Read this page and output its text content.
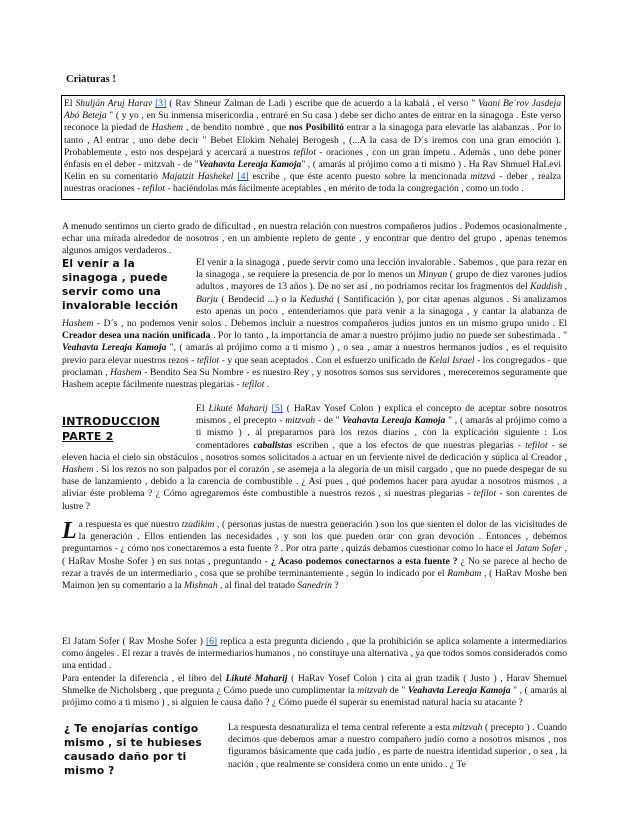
Criaturas !
El Shulján Aruj Harav [3] ( Rav Shneur Zalman de Ladi ) escribe que de acuerdo a la kabalá , el verso " Vaaní Be´rov Jasdeja Abó Beteja " ( y yo , en Su inmensa misericordia , entraré en Su casa ) debe ser dicho antes de entrar en la sinagoga . Este verso reconoce la piedad de Hashem , de bendito nombre , que nos Posibilitó entrar a la sinagoga para elevarle las alabanzas . Por lo tanto , Al entrar , uno debe decir " Bebet Elokim Nehalej Berogesh , (...A la casa de D´s iremos con una gran emoción ). Probablemente , esto nos despejará y acercará a nuestros tefilot - oraciones , con un gran ímpetu . Además , uno debe poner énfasis en el deber - mitzvah - de "Veahavta Lereaja Kamoja" , ( amarás al prójimo como a ti mismo ) . Ha Rav Shmuel HaLevi Kelin en su comentario Majatzit Hashekel [4] escribe , que éste acento puesto sobre la mencionada mitzvá - deber , realza nuestras oraciones - tefilot - haciéndolas más fácilmente aceptables , en mérito de toda la congregación , como un todo .
A menudo sentimos un cierto grado de dificultad , en nuestra relación con nuestros compañeros judíos . Podemos ocasionalmente , echar una mirada alrededor de nosotros , en un ambiente repleto de gente , y encontrar que dentro del grupo , apenas tenemos algunos amigos verdaderos .
El venir a la
sinagoga , puede
servir como una
invalorable lección
El venir a la sinagoga , puede servir como una lección invalorable . Sabemos , que para rezar en la sinagoga , se requiere la presencia de por lo menos un Minyan ( grupo de diez varones judíos adultos , mayores de 13 años ). De no ser así , no podríamos recitar los fragmentos del Kaddish , Barju ( Bendecid ...) o la Kedushá ( Santificación ), por citar apenas algunos . Si analizamos esto apenas un poco , entenderíamos que para venir a la sinagoga , y cantar la alabanza de Hashem - D´s , no podemos venir solos . Debemos incluir a nuestros compañeros judíos juntos en un mismo grupo unido . El Creador desea una nación unificada . Por lo tanto , la importancia de amar a nuestro prójimo judío no puede ser subestimada . " Veahavta Lereaja Kamoja ", ( amarás al prójimo como a ti mismo ) , o sea , amar a nuestros hermanos judíos , es el requisito previo para elevar nuestros rezos - tefilot - y que sean aceptados . Con el esfuerzo unificado de Kelal Israel - los congregados - que proclaman , Hashem - Bendito Sea Su Nombre - es nuestro Rey , y nosotros somos sus servidores , mereceremos seguramente que Hashem acepte fácilmente nuestras plegarias - tefilot .
INTRODUCCION
PARTE 2
El Likuté Maharij [5] ( HaRav Yosef Colon ) explica el concepto de aceptar sobre nosotros mismos , el precepto - mitzvah - de " Veahavta Lereaja Kamoja " , ( amarás al prójimo como a ti mismo ) , al prepararnos para los rezos diarios , con la explicación siguiente : Los comentadores cabalistas escriben , que a los efectos de que nuestras plegarias - tefilot - se eleven hacia el cielo sin obstáculos , nosotros somos solicitados a actuar en un ferviente nivel de dedicación y súplica al Creador , Hashem . Si los rezos no son palpados por el corazón , se asemeja a la alegoría de un misil cargado , que no puede despegar de su base de lanzamiento , debido a la carencia de combustible . ¿ Así pues , qué podemos hacer para ayudar a nosotros mismos , a aliviar éste problema ? ¿ Cómo agregaremos éste combustible a nuestros rezos , si nuestras plegarias - tefilot - son carentes de lustre ?
La respuesta es que nuestro tzadikim , ( personas justas de nuestra generación ) son los que sienten el dolor de las vicisitudes de la generación . Ellos entienden las necesidades , y son los que pueden orar con gran devoción . Entonces , debemos preguntarnos - ¿ cómo nos conectaremos a esta fuente ? . Por otra parte , quizás debamos cuestionar como lo hace el Jatam Sofer , ( HaRav Moshe Sofer ) en sus notas , preguntando - ¿ Acaso podemos conectarnos a esta fuente ? ¿ No se parece al hecho de rezar a través de un intermediario , cosa que se prohíbe terminantemente , según lo indicado por el Rambam , ( HaRav Moshe ben Maimon )en su comentario a la Mishnah , al final del tratado Sanedrín ?
El Jatam Sofer ( Rav Moshe Sofer ) [6] replica a esta pregunta diciendo , que la prohibición se aplica solamente a intermediarios como ángeles . El rezar a través de intermediarios humanos , no constituye una alternativa , ya que todos somos considerados como una entidad .
Para entender la diferencia , el libro del Likuté Maharij ( HaRav Yosef Colon ) cita al gran tzadik ( Justo ) , Harav Shemuel Shmelke de Nicholsberg , que pregunta ¿ Cómo puede uno cumplimentar la mitzvah de " Veahavta Lereaja Kamoja " , ( amarás al prójimo como a ti mismo ) , si alguien le causa daño ? ¿ Cómo puede él superar su enemistad natural hacia su atacante ?
¿ Te enojarías contigo
mismo , si te hubieses
causado daño por ti
mismo ?
La respuesta desnaturaliza el tema central referente a esta mitzvah ( precepto ) . Cuando decimos que debemos amar a nuestro compañero judío como a nosotros mismos , nos figuramos básicamente que cada judío , es parte de nuestra identidad superior , o sea , la nación , que realmente se considera como un ente unido . ¿ Te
━━━━━━━━━━
- _TASK DIRECTIONS_: Transcribe the material exactly, keeping every word and none of the pictures.

- _RESPONSE TO THE TASK_:
Read this page and output its text content.
Criaturas !
El Shulján Aruj Harav [3] ( Rav Shneur Zalman de Ladi ) escribe que de acuerdo a la kabalá , el verso " Vaaní Be´rov Jasdeja Abó Beteja " ( y yo , en Su inmensa misericordia , entraré en Su casa ) debe ser dicho antes de entrar en la sinagoga . Este verso reconoce la piedad de Hashem , de bendito nombre , que nos Posibilitó entrar a la sinagoga para elevarle las alabanzas . Por lo tanto , Al entrar , uno debe decir " Bebet Elokim Nehalej Berogesh , (...A la casa de D´s iremos con una gran emoción ). Probablemente , esto nos despejará y acercará a nuestros tefilot - oraciones , con un gran ímpetu . Además , uno debe poner énfasis en el deber - mitzvah - de "Veahavta Lereaja Kamoja" , ( amarás al prójimo como a ti mismo ) . Ha Rav Shmuel HaLevi Kelin en su comentario Majatzit Hashekel [4] escribe , que éste acento puesto sobre la mencionada mitzvá - deber , realza nuestras oraciones - tefilot - haciéndolas más fácilmente aceptables , en mérito de toda la congregación , como un todo .
A menudo sentimos un cierto grado de dificultad , en nuestra relación con nuestros compañeros judíos . Podemos ocasionalmente , echar una mirada alrededor de nosotros , en un ambiente repleto de gente , y encontrar que dentro del grupo , apenas tenemos algunos amigos verdaderos .
El venir a la
sinagoga , puede
servir como una
invalorable lección
El venir a la sinagoga , puede servir como una lección invalorable . Sabemos , que para rezar en la sinagoga , se requiere la presencia de por lo menos un Minyan ( grupo de diez varones judíos adultos , mayores de 13 años ). De no ser así , no podríamos recitar los fragmentos del Kaddish , Barju ( Bendecid ...) o la Kedushá ( Santificación ), por citar apenas algunos . Si analizamos esto apenas un poco , entenderíamos que para venir a la sinagoga , y cantar la alabanza de Hashem - D´s , no podemos venir solos . Debemos incluir a nuestros compañeros judíos juntos en un mismo grupo unido . El Creador desea una nación unificada . Por lo tanto , la importancia de amar a nuestro prójimo judío no puede ser subestimada . " Veahavta Lereaja Kamoja ", ( amarás al prójimo como a ti mismo ) , o sea , amar a nuestros hermanos judíos , es el requisito previo para elevar nuestros rezos - tefilot - y que sean aceptados . Con el esfuerzo unificado de Kelal Israel - los congregados - que proclaman , Hashem - Bendito Sea Su Nombre - es nuestro Rey , y nosotros somos sus servidores , mereceremos seguramente que Hashem acepte fácilmente nuestras plegarias - tefilot .
INTRODUCCION
PARTE 2
El Likuté Maharij [5] ( HaRav Yosef Colon ) explica el concepto de aceptar sobre nosotros mismos , el precepto - mitzvah - de " Veahavta Lereaja Kamoja " , ( amarás al prójimo como a ti mismo ) , al prepararnos para los rezos diarios , con la explicación siguiente : Los comentadores cabalistas escriben , que a los efectos de que nuestras plegarias - tefilot - se eleven hacia el cielo sin obstáculos , nosotros somos solicitados a actuar en un ferviente nivel de dedicación y súplica al Creador , Hashem . Si los rezos no son palpados por el corazón , se asemeja a la alegoría de un misil cargado , que no puede despegar de su base de lanzamiento , debido a la carencia de combustible . ¿ Así pues , qué podemos hacer para ayudar a nosotros mismos , a aliviar éste problema ? ¿ Cómo agregaremos éste combustible a nuestros rezos , si nuestras plegarias - tefilot - son carentes de lustre ?
La respuesta es que nuestro tzadikim , ( personas justas de nuestra generación ) son los que sienten el dolor de las vicisitudes de la generación . Ellos entienden las necesidades , y son los que pueden orar con gran devoción . Entonces , debemos preguntarnos - ¿ cómo nos conectaremos a esta fuente ? . Por otra parte , quizás debamos cuestionar como lo hace el Jatam Sofer , ( HaRav Moshe Sofer ) en sus notas , preguntando - ¿ Acaso podemos conectarnos a esta fuente ? ¿ No se parece al hecho de rezar a través de un intermediario , cosa que se prohíbe terminantemente , según lo indicado por el Rambam , ( HaRav Moshe ben Maimon )en su comentario a la Mishnah , al final del tratado Sanedrín ?
El Jatam Sofer ( Rav Moshe Sofer ) [6] replica a esta pregunta diciendo , que la prohibición se aplica solamente a intermediarios como ángeles . El rezar a través de intermediarios humanos , no constituye una alternativa , ya que todos somos considerados como una entidad .
Para entender la diferencia , el libro del Likuté Maharij ( HaRav Yosef Colon ) cita al gran tzadik ( Justo ) , Harav Shemuel Shmelke de Nicholsberg , que pregunta ¿ Cómo puede uno cumplimentar la mitzvah de " Veahavta Lereaja Kamoja " , ( amarás al prójimo como a ti mismo ) , si alguien le causa daño ? ¿ Cómo puede él superar su enemistad natural hacia su atacante ?
¿ Te enojarías contigo
mismo , si te hubieses
causado daño por ti
mismo ?
La respuesta desnaturaliza el tema central referente a esta mitzvah ( precepto ) . Cuando decimos que debemos amar a nuestro compañero judío como a nosotros mismos , nos figuramos básicamente que cada judío , es parte de nuestra identidad superior , o sea , la nación , que realmente se considera como un ente unido . ¿ Te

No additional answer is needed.